> [Stated goal]: Copy each line that has the string "marker" somewhere in it.

***** Provided records *****

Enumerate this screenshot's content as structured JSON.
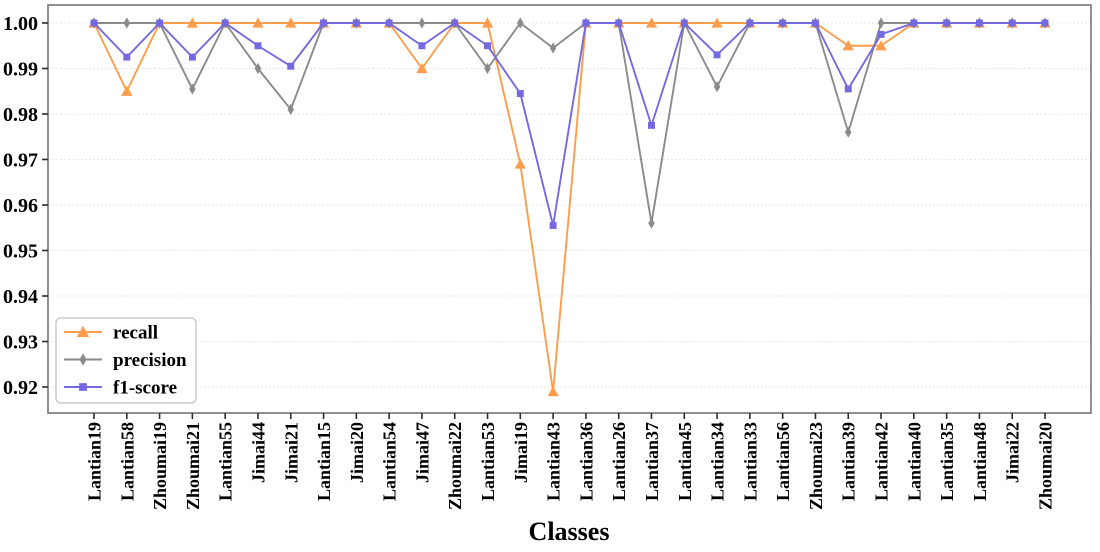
{
  "figure": {
    "title": "",
    "xlabel": "Classes",
    "background_color": "#ffffff"
  },
  "axes": {
    "y_tick_labels": [
      "1.00",
      "0.99",
      "0.98",
      "0.97",
      "0.96",
      "0.95",
      "0.94",
      "0.93",
      "0.92"
    ],
    "grid": "horizontal-dotted",
    "grid_color": "#dedede",
    "spine_color": "#757575",
    "tick_color": "#2b2b2b"
  },
  "legend": {
    "position": "lower-left",
    "border_color": "#cccccc",
    "background_color": "#ffffff",
    "entries": [
      "recall",
      "precision",
      "f1-score"
    ]
  },
  "chart_data": {
    "type": "line",
    "title": "",
    "xlabel": "Classes",
    "ylabel": "",
    "ylim": [
      0.9143,
      1.0037
    ],
    "yticks": [
      1.0,
      0.99,
      0.98,
      0.97,
      0.96,
      0.95,
      0.94,
      0.93,
      0.92
    ],
    "grid": "horizontal dotted",
    "legend_position": "lower left",
    "categories": [
      "Lantian19",
      "Lantian58",
      "Zhoumai19",
      "Zhoumai21",
      "Lantian55",
      "Jimai44",
      "Jimai21",
      "Lantian15",
      "Jimai20",
      "Lantian54",
      "Jimai47",
      "Zhoumai22",
      "Lantian53",
      "Jimai19",
      "Lantian43",
      "Lantian36",
      "Lantian26",
      "Lantian37",
      "Lantian45",
      "Lantian34",
      "Lantian33",
      "Lantian56",
      "Zhoumai23",
      "Lantian39",
      "Lantian42",
      "Lantian40",
      "Lantian35",
      "Lantian48",
      "Jimai22",
      "Zhoumai20"
    ],
    "series": [
      {
        "name": "recall",
        "color": "#fb9d4d",
        "marker": "triangle",
        "values": [
          1.0,
          0.985,
          1.0,
          1.0,
          1.0,
          1.0,
          1.0,
          1.0,
          1.0,
          1.0,
          0.99,
          1.0,
          1.0,
          0.969,
          0.919,
          1.0,
          1.0,
          1.0,
          1.0,
          1.0,
          1.0,
          1.0,
          1.0,
          0.995,
          0.995,
          1.0,
          1.0,
          1.0,
          1.0,
          1.0
        ]
      },
      {
        "name": "precision",
        "color": "#8b8b8b",
        "marker": "thin-diamond",
        "values": [
          1.0,
          1.0,
          1.0,
          0.9855,
          1.0,
          0.99,
          0.981,
          1.0,
          1.0,
          1.0,
          1.0,
          1.0,
          0.99,
          1.0,
          0.9945,
          1.0,
          1.0,
          0.956,
          1.0,
          0.986,
          1.0,
          1.0,
          1.0,
          0.976,
          1.0,
          1.0,
          1.0,
          1.0,
          1.0,
          1.0
        ]
      },
      {
        "name": "f1-score",
        "color": "#7569e2",
        "marker": "square",
        "values": [
          1.0,
          0.9925,
          1.0,
          0.9925,
          1.0,
          0.995,
          0.9905,
          1.0,
          1.0,
          1.0,
          0.995,
          1.0,
          0.995,
          0.9845,
          0.9555,
          1.0,
          1.0,
          0.9775,
          1.0,
          0.993,
          1.0,
          1.0,
          1.0,
          0.9855,
          0.9975,
          1.0,
          1.0,
          1.0,
          1.0,
          1.0
        ]
      }
    ]
  }
}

*****

> [Answer below]:
        "marker": "triangle",
        "marker": "thin-diamond",
        "marker": "square",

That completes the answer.